*EXERCISE TASK*.
Extract all records. Keep each one exact.

*LISTED RECORDS*.
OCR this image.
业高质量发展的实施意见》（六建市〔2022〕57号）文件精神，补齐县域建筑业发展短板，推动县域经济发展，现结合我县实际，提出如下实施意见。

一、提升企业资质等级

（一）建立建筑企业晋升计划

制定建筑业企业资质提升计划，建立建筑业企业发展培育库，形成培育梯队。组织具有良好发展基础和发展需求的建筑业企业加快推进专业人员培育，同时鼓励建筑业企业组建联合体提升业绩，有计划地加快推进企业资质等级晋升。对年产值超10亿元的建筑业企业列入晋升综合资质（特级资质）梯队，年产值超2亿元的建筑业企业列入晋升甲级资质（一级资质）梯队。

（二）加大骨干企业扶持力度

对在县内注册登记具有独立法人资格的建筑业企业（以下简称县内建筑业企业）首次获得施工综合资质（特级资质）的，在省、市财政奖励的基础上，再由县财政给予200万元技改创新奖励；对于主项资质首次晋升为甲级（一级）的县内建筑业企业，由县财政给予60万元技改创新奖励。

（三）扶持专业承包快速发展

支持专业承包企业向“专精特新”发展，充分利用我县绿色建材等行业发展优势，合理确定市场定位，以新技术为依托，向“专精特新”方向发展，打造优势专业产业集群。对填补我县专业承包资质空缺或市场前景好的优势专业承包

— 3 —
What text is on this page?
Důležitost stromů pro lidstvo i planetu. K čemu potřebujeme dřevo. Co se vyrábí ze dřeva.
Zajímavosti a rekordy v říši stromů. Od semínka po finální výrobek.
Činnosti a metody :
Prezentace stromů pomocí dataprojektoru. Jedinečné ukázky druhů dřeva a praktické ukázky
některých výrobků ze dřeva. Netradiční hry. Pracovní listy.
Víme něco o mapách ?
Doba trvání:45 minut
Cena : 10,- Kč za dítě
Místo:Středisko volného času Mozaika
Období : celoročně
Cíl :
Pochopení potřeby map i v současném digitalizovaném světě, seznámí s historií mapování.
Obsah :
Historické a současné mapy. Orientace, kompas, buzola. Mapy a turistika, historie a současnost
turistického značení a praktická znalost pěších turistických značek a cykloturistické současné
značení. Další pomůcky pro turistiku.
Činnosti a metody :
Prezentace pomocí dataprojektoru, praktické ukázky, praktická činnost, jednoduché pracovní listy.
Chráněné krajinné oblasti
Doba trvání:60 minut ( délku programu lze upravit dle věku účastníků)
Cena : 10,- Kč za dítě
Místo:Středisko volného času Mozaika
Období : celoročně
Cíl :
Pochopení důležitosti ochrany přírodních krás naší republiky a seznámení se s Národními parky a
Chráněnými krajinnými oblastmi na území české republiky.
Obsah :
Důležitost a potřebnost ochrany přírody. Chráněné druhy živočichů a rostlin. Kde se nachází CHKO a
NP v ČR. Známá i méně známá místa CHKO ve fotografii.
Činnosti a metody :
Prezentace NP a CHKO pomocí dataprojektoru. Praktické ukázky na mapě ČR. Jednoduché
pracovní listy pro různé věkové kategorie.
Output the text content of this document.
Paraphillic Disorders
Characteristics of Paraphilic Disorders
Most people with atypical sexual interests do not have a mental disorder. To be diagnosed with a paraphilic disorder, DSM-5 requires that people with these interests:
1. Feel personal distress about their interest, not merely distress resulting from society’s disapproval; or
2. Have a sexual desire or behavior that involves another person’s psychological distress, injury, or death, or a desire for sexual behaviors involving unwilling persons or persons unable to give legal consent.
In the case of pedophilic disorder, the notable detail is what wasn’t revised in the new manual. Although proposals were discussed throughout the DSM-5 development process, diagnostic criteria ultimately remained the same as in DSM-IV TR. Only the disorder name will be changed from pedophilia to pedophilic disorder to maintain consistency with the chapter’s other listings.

*SOLVED EXERCISE*.
OCR this image.
业高质量发展的实施意见》（六建市〔2022〕57号）文件精神，补齐县域建筑业发展短板，推动县域经济发展，现结合我县实际，提出如下实施意见。

一、提升企业资质等级

（一）建立建筑企业晋升计划

制定建筑业企业资质提升计划，建立建筑业企业发展培育库，形成培育梯队。组织具有良好发展基础和发展需求的建筑业企业加快推进专业人员培育，同时鼓励建筑业企业组建联合体提升业绩，有计划地加快推进企业资质等级晋升。对年产值超10亿元的建筑业企业列入晋升综合资质（特级资质）梯队，年产值超2亿元的建筑业企业列入晋升甲级资质（一级资质）梯队。

（二）加大骨干企业扶持力度

对在县内注册登记具有独立法人资格的建筑业企业（以下简称县内建筑业企业）首次获得施工综合资质（特级资质）的，在省、市财政奖励的基础上，再由县财政给予200万元技改创新奖励；对于主项资质首次晋升为甲级（一级）的县内建筑业企业，由县财政给予60万元技改创新奖励。

（三）扶持专业承包快速发展

支持专业承包企业向“专精特新”发展，充分利用我县绿色建材等行业发展优势，合理确定市场定位，以新技术为依托，向“专精特新”方向发展，打造优势专业产业集群。对填补我县专业承包资质空缺或市场前景好的优势专业承包

— 3 —
What text is on this page?
Důležitost stromů pro lidstvo i planetu. K čemu potřebujeme dřevo. Co se vyrábí ze dřeva.
Zajímavosti a rekordy v říši stromů. Od semínka po finální výrobek.
Činnosti a metody :
Prezentace stromů pomocí dataprojektoru. Jedinečné ukázky druhů dřeva a praktické ukázky
některých výrobků ze dřeva. Netradiční hry. Pracovní listy.
Víme něco o mapách ?
Doba trvání:45 minut
Cena : 10,- Kč za dítě
Místo:Středisko volného času Mozaika
Období : celoročně
Cíl :
Pochopení potřeby map i v současném digitalizovaném světě, seznámí s historií mapování.
Obsah :
Historické a současné mapy. Orientace, kompas, buzola. Mapy a turistika, historie a současnost
turistického značení a praktická znalost pěších turistických značek a cykloturistické současné
značení. Další pomůcky pro turistiku.
Činnosti a metody :
Prezentace pomocí dataprojektoru, praktické ukázky, praktická činnost, jednoduché pracovní listy.
Chráněné krajinné oblasti
Doba trvání:60 minut ( délku programu lze upravit dle věku účastníků)
Cena : 10,- Kč za dítě
Místo:Středisko volného času Mozaika
Období : celoročně
Cíl :
Pochopení důležitosti ochrany přírodních krás naší republiky a seznámení se s Národními parky a
Chráněnými krajinnými oblastmi na území české republiky.
Obsah :
Důležitost a potřebnost ochrany přírody. Chráněné druhy živočichů a rostlin. Kde se nachází CHKO a
NP v ČR. Známá i méně známá místa CHKO ve fotografii.
Činnosti a metody :
Prezentace NP a CHKO pomocí dataprojektoru. Praktické ukázky na mapě ČR. Jednoduché
pracovní listy pro různé věkové kategorie.
Output the text content of this document.
Paraphillic Disorders
Characteristics of Paraphilic Disorders
Most people with atypical sexual interests do not have a mental disorder. To be diagnosed with a paraphilic disorder, DSM-5 requires that people with these interests:
1. Feel personal distress about their interest, not merely distress resulting from society’s disapproval; or
2. Have a sexual desire or behavior that involves another person’s psychological distress, injury, or death, or a desire for sexual behaviors involving unwilling persons or persons unable to give legal consent.
In the case of pedophilic disorder, the notable detail is what wasn’t revised in the new manual. Although proposals were discussed throughout the DSM-5 development process, diagnostic criteria ultimately remained the same as in DSM-IV TR. Only the disorder name will be changed from pedophilia to pedophilic disorder to maintain consistency with the chapter’s other listings.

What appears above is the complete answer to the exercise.